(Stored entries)
<<<<

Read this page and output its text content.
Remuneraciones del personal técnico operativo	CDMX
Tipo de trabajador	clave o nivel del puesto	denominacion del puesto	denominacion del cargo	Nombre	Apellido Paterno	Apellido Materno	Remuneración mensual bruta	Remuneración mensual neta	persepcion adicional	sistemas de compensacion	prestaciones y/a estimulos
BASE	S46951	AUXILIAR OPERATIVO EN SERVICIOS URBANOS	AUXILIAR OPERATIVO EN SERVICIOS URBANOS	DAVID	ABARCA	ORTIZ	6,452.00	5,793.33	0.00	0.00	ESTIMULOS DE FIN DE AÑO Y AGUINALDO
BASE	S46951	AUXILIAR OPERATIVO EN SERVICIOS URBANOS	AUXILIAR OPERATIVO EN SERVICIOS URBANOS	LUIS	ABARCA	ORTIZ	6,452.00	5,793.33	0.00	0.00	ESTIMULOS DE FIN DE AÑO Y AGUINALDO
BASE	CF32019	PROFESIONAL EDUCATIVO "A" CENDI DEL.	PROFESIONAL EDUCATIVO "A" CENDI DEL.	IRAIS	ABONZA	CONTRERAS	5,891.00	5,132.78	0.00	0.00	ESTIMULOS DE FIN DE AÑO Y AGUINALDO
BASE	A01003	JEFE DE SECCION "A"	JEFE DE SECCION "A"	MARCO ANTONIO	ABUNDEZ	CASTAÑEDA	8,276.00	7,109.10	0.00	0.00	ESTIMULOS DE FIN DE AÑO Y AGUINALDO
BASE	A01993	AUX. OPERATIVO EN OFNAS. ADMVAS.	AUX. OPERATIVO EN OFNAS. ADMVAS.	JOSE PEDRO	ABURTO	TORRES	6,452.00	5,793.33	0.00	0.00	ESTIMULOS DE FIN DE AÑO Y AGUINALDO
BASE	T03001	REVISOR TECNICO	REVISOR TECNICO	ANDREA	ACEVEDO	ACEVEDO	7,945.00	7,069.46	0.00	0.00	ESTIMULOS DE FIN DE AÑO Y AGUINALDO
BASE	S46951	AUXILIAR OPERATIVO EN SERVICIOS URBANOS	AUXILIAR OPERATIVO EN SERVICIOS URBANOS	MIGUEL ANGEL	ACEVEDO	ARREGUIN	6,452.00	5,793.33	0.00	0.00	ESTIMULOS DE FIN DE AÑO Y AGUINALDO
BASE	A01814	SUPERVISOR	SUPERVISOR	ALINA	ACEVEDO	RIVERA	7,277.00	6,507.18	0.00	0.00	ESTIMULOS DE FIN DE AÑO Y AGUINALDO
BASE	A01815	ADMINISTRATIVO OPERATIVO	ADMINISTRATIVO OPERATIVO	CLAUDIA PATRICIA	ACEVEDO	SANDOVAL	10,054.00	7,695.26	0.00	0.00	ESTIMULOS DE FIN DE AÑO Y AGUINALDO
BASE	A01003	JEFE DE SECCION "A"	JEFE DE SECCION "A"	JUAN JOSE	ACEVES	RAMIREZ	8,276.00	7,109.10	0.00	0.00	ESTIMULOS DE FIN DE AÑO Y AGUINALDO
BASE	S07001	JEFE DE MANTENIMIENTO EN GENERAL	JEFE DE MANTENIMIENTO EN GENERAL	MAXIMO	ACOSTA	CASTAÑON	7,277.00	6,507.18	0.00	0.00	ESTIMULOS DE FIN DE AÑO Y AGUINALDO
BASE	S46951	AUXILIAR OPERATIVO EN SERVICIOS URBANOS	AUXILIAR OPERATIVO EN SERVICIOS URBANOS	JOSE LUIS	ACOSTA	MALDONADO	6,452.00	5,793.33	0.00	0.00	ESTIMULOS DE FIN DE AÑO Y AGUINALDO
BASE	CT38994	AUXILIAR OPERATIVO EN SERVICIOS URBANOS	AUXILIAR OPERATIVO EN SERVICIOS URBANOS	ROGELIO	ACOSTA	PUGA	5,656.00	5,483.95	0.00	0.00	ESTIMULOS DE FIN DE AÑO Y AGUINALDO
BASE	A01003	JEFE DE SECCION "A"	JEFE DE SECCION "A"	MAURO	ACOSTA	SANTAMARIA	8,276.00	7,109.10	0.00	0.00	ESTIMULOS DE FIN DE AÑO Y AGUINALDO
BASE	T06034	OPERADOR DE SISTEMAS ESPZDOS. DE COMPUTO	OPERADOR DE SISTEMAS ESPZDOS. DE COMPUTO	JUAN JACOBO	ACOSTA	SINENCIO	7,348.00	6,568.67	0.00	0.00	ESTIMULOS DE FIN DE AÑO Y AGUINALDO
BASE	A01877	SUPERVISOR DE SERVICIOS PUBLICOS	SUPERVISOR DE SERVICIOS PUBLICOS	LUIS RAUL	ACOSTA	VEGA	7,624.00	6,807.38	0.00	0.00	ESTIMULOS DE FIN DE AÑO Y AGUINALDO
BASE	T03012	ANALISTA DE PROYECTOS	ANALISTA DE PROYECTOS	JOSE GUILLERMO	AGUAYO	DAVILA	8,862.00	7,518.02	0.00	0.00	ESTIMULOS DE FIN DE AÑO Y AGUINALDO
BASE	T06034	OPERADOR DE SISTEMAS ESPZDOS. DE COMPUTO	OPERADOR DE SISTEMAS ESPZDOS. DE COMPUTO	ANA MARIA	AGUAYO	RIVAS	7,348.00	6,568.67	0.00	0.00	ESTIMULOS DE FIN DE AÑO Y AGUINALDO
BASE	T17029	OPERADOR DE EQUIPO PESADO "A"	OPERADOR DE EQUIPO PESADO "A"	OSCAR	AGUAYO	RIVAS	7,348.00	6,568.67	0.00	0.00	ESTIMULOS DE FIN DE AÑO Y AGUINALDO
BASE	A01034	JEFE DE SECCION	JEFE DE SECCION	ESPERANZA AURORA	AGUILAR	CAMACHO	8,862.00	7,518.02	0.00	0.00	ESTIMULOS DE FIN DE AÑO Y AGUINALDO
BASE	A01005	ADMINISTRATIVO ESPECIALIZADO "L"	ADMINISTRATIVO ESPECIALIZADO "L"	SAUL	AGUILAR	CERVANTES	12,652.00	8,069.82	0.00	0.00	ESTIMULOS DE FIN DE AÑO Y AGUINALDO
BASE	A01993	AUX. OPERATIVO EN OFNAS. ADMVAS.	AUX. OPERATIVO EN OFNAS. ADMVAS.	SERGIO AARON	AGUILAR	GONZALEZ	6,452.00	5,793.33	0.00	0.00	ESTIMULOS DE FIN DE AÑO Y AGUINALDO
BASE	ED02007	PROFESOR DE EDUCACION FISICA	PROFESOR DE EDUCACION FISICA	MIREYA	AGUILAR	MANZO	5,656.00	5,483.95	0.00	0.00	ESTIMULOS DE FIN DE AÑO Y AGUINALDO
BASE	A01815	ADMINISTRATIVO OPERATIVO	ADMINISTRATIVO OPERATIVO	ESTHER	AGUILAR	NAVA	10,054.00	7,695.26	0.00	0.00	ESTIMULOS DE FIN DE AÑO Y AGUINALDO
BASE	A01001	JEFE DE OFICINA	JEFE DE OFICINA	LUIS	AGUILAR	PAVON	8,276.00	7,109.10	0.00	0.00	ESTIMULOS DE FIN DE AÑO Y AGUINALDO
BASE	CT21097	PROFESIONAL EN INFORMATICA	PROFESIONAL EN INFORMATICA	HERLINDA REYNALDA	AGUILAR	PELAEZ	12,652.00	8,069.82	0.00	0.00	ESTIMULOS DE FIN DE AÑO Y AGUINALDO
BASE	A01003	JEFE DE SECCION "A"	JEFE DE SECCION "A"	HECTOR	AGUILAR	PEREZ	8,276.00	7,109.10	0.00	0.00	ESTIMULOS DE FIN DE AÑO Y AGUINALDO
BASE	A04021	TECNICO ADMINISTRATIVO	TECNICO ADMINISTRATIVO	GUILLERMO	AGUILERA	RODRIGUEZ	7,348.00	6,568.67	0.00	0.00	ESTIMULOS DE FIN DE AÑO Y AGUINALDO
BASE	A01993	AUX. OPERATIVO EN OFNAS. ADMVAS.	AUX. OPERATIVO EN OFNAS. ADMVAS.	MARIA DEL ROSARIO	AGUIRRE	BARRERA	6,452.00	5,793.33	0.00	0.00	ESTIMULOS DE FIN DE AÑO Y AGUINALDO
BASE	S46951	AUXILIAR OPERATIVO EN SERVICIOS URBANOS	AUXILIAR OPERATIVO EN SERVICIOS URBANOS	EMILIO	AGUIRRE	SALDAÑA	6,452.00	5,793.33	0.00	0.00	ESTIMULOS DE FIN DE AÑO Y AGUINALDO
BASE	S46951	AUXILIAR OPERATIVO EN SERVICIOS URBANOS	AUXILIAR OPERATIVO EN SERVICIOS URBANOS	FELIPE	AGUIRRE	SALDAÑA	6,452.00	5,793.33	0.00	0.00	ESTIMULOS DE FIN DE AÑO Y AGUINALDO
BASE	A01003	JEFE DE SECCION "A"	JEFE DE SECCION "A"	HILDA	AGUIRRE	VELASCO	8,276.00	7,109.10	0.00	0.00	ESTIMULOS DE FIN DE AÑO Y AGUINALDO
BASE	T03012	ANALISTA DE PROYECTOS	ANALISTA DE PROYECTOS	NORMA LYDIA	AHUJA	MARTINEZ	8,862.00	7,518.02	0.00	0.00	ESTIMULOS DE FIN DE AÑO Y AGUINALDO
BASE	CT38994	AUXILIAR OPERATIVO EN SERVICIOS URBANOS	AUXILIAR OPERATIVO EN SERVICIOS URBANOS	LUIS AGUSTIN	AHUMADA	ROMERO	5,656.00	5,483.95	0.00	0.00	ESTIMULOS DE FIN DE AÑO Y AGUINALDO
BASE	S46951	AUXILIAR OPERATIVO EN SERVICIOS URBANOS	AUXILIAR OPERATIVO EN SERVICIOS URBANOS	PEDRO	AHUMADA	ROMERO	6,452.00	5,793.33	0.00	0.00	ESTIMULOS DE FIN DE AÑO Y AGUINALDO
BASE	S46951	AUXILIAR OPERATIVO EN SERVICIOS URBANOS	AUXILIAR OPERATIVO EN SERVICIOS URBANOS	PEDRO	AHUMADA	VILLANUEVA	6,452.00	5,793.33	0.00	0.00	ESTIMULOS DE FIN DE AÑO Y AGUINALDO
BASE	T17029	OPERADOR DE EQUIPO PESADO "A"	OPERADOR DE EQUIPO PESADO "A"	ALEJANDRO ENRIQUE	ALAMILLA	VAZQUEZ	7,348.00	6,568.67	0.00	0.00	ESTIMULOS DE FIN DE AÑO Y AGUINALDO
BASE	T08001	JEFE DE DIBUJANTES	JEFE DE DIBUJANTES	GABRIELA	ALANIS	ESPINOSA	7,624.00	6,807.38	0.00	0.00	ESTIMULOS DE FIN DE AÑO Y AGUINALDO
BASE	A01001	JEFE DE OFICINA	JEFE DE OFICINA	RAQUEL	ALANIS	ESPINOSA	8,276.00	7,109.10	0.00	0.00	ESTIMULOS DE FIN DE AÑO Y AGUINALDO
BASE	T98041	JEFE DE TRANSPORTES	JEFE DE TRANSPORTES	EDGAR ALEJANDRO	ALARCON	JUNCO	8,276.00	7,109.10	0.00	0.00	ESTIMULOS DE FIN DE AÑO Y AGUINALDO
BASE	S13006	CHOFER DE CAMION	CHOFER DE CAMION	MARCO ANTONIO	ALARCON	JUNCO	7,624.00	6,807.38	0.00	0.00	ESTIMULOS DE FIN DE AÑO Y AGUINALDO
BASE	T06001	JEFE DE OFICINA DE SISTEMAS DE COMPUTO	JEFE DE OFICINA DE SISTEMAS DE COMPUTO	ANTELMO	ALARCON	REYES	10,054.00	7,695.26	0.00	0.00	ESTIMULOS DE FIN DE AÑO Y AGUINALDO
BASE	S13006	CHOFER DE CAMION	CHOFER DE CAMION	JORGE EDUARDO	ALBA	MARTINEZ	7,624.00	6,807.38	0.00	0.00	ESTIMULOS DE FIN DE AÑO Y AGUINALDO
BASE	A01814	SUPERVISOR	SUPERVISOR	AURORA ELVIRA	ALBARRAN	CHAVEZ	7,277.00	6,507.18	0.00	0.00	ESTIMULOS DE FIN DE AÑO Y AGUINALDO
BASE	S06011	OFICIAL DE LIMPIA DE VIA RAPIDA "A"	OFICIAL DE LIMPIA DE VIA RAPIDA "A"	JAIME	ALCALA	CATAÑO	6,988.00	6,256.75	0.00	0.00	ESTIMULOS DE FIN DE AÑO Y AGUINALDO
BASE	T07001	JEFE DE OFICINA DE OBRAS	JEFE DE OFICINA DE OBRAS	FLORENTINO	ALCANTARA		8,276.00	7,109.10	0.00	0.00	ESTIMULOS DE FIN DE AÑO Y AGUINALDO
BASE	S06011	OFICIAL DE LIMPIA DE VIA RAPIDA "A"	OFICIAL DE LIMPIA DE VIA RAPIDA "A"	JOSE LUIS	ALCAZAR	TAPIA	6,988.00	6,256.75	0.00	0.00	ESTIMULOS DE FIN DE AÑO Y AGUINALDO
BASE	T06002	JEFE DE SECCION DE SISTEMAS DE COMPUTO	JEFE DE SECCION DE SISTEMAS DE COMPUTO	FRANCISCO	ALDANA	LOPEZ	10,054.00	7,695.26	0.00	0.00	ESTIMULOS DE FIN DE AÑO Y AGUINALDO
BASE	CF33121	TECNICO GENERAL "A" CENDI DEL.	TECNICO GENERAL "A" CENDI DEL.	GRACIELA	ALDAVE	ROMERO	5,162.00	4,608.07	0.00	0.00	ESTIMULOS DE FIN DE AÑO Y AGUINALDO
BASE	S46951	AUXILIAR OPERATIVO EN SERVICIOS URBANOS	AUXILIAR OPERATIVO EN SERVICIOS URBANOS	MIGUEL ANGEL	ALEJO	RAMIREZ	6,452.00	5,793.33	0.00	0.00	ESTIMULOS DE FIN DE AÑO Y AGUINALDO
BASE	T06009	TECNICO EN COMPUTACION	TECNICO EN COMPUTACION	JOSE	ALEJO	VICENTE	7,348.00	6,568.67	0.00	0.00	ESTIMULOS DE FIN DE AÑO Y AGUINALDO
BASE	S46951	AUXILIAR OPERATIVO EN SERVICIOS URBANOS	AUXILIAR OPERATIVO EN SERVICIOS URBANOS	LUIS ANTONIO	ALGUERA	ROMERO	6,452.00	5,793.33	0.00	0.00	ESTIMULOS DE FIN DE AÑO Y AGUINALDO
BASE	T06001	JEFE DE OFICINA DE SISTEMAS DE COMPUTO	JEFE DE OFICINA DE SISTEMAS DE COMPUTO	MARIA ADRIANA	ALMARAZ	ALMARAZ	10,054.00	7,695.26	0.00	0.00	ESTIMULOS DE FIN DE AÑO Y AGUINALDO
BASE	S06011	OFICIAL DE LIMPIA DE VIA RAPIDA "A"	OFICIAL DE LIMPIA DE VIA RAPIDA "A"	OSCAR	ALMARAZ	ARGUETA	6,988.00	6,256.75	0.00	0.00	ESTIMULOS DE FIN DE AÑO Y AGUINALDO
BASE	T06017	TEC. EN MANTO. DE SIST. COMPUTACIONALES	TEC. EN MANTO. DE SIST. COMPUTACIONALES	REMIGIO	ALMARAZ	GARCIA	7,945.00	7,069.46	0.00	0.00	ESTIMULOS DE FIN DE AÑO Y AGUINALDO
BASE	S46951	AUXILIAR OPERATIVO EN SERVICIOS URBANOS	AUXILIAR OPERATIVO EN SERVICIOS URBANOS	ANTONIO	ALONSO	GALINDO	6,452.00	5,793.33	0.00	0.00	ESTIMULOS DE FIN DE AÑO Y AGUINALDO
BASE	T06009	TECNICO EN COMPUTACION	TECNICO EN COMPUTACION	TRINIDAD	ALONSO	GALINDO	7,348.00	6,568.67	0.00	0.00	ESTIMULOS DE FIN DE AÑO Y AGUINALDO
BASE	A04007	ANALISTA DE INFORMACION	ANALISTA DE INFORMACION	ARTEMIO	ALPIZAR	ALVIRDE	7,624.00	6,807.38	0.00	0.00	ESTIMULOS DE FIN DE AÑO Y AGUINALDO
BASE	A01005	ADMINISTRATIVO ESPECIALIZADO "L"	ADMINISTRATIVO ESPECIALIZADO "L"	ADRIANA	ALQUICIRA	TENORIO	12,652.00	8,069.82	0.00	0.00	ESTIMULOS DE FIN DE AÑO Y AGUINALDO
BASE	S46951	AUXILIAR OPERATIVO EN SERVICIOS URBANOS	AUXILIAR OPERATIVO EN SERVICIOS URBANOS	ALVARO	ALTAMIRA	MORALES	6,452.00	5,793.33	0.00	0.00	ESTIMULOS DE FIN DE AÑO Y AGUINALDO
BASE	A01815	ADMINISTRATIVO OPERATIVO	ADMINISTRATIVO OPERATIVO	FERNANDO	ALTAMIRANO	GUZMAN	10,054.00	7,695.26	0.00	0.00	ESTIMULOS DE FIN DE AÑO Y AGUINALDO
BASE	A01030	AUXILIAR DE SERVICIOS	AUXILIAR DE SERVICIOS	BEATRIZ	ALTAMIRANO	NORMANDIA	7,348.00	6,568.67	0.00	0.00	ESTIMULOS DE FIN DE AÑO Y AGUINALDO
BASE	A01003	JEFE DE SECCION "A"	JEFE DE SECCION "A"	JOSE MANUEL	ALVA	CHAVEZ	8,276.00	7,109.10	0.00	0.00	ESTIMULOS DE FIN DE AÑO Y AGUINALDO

>>>>

**SET TASK:** Note each line of the entries that has "MARCO" in it, and copy those lines.

**RESPONSE TO THIS EXERCISE:**
BASE	A01003	JEFE DE SECCION "A"	JEFE DE SECCION "A"	MARCO ANTONIO	ABUNDEZ	CASTAÑEDA	8,276.00	7,109.10	0.00	0.00	ESTIMULOS DE FIN DE AÑO Y AGUINALDO
BASE	S13006	CHOFER DE CAMION	CHOFER DE CAMION	MARCO ANTONIO	ALARCON	JUNCO	7,624.00	6,807.38	0.00	0.00	ESTIMULOS DE FIN DE AÑO Y AGUINALDO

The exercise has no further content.